— OBJECTIVE —
Copy every line of the listing that holds the string "device".

— RAW DATA —

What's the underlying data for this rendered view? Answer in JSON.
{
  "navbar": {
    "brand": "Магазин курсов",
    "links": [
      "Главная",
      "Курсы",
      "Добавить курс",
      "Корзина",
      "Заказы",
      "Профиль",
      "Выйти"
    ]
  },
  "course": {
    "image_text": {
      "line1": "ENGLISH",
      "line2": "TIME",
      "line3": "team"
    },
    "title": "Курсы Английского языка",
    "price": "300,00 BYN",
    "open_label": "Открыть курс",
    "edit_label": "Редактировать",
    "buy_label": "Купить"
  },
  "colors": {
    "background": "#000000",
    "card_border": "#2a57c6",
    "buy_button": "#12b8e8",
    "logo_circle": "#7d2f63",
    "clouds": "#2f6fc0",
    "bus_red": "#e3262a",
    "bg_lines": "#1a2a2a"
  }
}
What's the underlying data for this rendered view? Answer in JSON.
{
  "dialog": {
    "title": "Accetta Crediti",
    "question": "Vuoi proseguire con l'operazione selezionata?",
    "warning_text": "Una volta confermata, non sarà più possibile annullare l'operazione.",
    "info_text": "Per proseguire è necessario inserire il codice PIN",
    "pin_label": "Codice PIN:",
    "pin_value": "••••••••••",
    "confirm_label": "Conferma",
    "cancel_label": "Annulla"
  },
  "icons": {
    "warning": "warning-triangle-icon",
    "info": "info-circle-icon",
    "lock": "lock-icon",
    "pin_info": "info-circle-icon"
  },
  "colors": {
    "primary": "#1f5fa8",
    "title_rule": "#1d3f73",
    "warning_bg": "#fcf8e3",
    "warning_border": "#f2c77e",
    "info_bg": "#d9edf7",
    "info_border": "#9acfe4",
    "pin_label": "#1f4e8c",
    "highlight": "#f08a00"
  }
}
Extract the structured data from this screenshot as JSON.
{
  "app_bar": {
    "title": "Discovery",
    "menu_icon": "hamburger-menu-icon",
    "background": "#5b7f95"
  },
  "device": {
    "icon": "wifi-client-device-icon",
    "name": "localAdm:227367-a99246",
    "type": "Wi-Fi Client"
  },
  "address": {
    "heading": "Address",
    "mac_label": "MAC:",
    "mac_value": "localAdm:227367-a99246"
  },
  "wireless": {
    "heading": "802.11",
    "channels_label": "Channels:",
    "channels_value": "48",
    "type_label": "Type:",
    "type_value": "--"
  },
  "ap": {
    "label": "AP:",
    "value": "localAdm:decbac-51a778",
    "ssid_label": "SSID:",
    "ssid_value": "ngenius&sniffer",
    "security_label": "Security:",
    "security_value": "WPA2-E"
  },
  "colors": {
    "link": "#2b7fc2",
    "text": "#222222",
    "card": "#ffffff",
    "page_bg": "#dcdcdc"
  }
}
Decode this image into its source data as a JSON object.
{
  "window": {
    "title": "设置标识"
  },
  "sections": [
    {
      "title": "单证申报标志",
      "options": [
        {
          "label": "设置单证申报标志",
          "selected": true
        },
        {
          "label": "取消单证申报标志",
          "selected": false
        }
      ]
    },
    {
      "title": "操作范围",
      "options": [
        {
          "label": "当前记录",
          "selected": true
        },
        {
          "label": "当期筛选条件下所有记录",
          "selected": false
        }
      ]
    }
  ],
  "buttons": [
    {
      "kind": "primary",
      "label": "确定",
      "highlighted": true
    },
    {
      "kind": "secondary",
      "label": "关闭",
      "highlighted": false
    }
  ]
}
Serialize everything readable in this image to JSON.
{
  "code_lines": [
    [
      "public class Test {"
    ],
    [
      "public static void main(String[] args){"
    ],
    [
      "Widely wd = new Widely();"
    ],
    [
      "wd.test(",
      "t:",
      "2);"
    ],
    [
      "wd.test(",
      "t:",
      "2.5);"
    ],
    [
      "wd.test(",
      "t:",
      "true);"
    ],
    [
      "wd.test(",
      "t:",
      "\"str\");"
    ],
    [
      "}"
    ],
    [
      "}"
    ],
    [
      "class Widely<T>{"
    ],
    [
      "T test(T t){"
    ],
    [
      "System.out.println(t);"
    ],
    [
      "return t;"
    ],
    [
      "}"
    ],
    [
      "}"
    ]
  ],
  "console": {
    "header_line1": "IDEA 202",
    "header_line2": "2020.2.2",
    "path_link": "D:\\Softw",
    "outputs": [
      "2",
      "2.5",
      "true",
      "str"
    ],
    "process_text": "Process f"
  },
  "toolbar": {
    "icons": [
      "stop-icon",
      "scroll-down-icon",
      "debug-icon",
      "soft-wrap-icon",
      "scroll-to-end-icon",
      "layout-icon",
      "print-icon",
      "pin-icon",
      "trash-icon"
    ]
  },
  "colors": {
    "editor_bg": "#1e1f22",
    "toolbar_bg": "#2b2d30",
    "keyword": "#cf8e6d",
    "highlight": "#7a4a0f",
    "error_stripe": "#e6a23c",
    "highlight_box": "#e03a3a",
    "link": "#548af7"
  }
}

— PROBLEM SOLUTION —
  "device": {
    "icon": "wifi-client-device-icon",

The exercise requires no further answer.